→ **DOCUMENT**:
===============

Pour répondre aux défis sécuritaires que ce continent doit relever aujourd’hui, les Africains souhaitent mettre en œuvre « des solutions africaines aux problèmes africains ». Ils sont engagés et mettent en œuvre plusieurs initiatives au niveau des États, des communautés régionales et de l’Union africaine pour construire un système de sécurité régional et continental. Un meilleur environnement sécuritaire est nécessaire pour favoriser la consolidation de la démocratie, l’État de droit, et le développement économique.
La France, qui souhaite apporter un appui à ces initiatives, a souligné cette approche dans le livre blanc sur la défense et la sécurité nationale publié en 2013. De fait, la stabilisation de l’Afrique revêt pour la France un caractère prioritaire. De nouvelles formes de menaces, qui concernent aussi bien l’Afrique que la France, l’Europe et l’ensemble de la communauté internationale, exigent également une mobilisation accrue de tous et une action commune renforcée.
La criminalité transnationale et le trafic des drogues, la piraterie maritime, la dissémination des armes, la lutte contre le terrorisme constituent désormais des aspects importants de la problématique de la paix et de la sécurité en Afrique. Pour faire face à ces fléaux, il est nécessaire de s’appuyer sur des partenariats novateurs et adaptés.

Quelle est votre attente vis-à-vis des pays africains ?

===============

→ **SÉRIE DE CONSIGNES**:
a - D'après le document, dans quel texte publié en 2013 la France a-t-elle souligné son approche d'appui aux initiatives africaines ?
b - Transcrivez le passage du document qui commence aux mots "La criminalité transnationale" et s'achève après les mots "novateurs et adaptés.".

→ **ENREGISTREMENTS EXTRAITS**:
===============

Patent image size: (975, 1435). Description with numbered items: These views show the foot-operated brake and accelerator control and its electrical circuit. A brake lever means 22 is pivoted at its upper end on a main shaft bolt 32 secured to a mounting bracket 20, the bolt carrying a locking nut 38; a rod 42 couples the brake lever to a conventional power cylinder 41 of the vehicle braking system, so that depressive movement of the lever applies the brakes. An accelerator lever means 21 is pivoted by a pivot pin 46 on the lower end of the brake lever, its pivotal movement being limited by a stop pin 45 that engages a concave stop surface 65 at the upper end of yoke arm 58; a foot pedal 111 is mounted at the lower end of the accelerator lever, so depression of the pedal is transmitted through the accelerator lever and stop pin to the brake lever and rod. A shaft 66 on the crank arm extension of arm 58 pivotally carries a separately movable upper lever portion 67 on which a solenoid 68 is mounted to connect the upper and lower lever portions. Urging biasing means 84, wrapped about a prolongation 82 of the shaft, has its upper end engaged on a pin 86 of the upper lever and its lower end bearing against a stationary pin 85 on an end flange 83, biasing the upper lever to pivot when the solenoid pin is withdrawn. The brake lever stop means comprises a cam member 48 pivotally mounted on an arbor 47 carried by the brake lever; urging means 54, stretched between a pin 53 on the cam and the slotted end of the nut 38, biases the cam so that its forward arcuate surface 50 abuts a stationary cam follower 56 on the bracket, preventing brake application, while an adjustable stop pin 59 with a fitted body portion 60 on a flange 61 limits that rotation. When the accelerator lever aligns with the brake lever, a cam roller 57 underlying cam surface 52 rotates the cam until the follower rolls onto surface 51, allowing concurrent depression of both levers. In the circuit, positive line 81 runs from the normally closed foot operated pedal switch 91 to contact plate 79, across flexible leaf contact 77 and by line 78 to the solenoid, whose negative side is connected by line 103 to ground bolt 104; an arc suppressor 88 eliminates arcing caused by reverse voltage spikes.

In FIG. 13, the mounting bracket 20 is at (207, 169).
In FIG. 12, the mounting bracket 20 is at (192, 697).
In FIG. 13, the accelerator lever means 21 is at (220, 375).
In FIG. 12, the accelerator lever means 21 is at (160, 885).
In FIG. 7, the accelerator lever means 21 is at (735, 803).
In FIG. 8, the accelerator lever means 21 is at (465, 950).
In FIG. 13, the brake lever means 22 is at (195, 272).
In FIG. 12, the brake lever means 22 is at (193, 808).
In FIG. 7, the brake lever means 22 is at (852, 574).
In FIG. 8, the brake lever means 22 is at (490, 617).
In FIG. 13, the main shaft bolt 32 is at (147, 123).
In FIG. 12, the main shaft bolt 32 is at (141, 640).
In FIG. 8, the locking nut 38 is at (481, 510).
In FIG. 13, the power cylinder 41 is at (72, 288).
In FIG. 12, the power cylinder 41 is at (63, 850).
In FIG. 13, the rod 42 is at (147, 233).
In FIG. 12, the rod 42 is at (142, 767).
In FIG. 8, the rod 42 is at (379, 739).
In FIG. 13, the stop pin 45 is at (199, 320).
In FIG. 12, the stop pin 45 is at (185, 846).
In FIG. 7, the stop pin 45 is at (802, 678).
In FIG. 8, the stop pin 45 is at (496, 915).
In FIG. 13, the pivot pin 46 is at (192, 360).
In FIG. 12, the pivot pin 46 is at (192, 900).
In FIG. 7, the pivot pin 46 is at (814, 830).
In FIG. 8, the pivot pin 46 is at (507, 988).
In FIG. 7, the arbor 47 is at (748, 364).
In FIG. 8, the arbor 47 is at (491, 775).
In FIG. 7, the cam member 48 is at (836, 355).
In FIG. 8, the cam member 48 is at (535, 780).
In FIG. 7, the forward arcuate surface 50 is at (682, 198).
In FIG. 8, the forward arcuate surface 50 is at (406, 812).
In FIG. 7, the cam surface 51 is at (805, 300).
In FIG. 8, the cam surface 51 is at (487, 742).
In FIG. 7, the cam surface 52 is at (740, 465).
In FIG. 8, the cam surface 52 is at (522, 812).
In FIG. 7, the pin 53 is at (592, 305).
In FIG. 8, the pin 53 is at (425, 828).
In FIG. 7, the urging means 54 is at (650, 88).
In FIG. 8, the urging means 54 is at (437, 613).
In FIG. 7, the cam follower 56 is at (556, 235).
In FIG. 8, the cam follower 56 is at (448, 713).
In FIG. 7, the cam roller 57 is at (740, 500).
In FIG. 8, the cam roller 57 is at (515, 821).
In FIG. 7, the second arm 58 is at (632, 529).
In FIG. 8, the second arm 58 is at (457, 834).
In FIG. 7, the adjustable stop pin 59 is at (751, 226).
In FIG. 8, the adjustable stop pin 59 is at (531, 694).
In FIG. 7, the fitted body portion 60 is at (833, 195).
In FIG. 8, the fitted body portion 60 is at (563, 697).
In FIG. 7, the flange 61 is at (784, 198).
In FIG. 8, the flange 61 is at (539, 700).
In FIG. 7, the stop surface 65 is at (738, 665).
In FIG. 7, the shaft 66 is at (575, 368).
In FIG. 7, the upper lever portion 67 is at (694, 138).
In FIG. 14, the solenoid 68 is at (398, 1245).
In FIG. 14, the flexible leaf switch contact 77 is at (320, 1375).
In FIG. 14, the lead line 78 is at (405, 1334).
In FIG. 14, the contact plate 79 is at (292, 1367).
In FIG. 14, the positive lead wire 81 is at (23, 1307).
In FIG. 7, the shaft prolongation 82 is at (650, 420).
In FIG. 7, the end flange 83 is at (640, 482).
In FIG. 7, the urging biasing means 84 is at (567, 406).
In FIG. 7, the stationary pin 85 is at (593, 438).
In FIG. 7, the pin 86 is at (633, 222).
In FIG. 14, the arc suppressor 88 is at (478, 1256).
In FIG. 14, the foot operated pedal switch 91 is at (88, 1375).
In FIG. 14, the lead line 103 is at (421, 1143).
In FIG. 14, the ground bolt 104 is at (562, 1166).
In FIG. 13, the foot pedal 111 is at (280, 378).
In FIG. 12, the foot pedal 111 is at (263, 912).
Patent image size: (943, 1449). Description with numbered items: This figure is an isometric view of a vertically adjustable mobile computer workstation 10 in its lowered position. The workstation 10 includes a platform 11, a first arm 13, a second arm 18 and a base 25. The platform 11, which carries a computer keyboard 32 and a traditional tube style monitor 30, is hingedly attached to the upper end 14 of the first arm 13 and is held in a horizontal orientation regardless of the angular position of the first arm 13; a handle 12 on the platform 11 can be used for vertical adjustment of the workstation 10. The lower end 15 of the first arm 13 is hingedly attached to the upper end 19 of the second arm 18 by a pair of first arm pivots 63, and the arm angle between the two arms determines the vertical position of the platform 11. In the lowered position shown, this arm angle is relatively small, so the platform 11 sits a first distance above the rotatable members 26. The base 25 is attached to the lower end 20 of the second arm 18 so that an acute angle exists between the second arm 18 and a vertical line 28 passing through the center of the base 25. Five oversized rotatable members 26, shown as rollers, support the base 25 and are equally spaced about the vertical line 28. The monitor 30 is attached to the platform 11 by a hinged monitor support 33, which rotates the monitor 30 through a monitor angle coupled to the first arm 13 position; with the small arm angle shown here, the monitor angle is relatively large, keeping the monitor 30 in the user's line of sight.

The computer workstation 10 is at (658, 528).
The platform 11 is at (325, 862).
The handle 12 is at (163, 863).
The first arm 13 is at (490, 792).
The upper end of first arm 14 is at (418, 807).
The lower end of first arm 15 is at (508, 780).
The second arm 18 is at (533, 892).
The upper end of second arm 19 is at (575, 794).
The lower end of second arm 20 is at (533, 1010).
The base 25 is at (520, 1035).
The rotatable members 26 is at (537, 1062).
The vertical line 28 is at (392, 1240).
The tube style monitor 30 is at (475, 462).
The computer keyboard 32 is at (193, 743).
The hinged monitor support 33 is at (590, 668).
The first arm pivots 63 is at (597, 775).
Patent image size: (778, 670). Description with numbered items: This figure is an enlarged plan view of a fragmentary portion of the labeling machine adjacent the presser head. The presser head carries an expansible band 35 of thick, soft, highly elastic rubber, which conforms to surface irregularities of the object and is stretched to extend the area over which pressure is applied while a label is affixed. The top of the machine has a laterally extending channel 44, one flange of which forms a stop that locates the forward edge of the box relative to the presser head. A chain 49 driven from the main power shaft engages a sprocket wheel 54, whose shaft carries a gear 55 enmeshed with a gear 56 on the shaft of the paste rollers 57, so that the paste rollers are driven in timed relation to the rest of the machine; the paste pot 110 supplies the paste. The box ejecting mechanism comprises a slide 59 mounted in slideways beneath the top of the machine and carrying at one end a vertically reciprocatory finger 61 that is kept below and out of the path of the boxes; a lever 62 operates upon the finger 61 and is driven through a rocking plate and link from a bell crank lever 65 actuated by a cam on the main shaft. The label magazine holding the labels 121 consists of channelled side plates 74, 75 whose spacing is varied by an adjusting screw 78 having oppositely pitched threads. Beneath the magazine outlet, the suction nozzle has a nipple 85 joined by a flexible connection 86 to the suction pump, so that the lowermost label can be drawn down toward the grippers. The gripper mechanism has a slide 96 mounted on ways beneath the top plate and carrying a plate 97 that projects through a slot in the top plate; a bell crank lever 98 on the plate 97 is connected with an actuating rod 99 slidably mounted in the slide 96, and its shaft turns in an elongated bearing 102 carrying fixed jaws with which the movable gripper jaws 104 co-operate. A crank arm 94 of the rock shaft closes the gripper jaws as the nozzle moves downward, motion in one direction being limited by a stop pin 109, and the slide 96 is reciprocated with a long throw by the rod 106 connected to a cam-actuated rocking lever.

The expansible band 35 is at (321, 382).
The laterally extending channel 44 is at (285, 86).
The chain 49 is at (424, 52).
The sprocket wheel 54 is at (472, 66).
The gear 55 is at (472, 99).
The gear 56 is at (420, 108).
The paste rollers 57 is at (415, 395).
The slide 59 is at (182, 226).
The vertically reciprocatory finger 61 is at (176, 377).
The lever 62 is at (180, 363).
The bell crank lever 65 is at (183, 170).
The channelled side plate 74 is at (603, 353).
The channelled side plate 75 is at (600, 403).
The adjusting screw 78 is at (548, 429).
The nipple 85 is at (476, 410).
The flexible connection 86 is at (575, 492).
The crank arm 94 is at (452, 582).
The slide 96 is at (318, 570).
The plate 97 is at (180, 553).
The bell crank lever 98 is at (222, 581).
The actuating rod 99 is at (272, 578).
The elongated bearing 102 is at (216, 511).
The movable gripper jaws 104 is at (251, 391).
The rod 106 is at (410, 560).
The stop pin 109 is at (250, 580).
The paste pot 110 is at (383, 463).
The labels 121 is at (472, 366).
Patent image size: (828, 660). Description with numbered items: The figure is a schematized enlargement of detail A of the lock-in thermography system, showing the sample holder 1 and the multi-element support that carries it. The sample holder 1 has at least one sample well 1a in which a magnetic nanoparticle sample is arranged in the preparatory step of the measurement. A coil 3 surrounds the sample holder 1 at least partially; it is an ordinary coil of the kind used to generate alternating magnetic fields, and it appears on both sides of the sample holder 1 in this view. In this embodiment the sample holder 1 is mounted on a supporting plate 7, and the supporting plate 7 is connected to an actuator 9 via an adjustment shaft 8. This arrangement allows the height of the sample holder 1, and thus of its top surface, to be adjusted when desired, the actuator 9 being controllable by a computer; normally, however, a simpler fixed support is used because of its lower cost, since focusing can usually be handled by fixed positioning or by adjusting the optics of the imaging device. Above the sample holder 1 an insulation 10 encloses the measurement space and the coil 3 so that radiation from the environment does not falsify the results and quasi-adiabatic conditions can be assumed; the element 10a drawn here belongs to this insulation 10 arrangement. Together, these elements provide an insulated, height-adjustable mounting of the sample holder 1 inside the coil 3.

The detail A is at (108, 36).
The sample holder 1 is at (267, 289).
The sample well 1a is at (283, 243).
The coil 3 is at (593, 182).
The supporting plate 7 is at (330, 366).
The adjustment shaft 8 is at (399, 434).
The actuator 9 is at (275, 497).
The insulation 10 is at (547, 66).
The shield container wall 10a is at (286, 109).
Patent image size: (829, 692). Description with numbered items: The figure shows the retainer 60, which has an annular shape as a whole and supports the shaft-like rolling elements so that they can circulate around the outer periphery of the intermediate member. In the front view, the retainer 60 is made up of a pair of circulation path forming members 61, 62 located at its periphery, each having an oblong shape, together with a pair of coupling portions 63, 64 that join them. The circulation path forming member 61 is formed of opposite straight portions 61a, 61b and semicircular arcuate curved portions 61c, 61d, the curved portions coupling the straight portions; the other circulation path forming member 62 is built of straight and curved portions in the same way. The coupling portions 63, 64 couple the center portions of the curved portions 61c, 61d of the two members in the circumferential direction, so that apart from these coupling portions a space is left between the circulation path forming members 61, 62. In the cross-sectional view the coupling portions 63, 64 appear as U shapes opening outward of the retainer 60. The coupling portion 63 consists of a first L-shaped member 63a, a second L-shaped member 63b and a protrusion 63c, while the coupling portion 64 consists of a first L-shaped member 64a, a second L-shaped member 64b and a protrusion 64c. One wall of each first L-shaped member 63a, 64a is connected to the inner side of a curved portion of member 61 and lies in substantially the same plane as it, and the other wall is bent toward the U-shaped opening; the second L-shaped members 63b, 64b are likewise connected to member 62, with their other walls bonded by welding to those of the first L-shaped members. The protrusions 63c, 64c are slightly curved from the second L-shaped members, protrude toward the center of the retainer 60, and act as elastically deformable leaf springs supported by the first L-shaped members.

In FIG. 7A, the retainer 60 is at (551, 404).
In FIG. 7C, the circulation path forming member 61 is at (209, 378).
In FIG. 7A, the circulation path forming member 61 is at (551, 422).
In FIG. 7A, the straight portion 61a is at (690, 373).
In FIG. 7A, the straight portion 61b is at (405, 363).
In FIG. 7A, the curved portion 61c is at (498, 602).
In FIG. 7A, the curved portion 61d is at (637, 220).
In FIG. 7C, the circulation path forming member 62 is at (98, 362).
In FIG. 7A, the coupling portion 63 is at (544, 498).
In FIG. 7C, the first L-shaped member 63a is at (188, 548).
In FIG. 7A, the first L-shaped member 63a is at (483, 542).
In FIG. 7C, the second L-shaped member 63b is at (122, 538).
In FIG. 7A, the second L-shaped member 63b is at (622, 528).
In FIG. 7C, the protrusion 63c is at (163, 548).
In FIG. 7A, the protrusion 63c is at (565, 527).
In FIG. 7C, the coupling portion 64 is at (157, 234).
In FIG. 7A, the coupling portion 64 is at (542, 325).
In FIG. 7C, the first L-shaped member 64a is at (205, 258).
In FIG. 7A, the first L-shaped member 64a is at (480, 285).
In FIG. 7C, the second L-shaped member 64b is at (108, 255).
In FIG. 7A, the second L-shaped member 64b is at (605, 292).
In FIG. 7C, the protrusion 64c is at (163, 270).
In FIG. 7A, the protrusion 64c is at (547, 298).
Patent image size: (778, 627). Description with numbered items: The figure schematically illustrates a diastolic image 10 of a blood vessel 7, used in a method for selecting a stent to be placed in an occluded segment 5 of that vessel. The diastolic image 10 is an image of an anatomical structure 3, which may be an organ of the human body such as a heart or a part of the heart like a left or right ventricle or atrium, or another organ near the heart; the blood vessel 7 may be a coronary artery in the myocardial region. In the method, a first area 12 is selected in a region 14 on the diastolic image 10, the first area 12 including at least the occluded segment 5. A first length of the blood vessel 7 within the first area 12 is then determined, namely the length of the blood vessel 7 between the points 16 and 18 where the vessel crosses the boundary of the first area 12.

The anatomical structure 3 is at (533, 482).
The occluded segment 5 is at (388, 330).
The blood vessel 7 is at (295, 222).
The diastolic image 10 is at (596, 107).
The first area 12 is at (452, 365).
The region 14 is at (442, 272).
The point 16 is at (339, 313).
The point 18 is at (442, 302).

===============

→ **RÉPONSES AUX EXERCICES**:
a - Dans le livre blanc sur la défense et la sécurité nationale.

b -
La criminalité transnationale et le trafic des drogues, la piraterie maritime, la dissémination des armes, la lutte contre le terrorisme constituent désormais des aspects importants de la problématique de la paix et de la sécurité en Afrique. Pour faire face à ces fléaux, il est nécessaire de s’appuyer sur des partenariats novateurs et adaptés.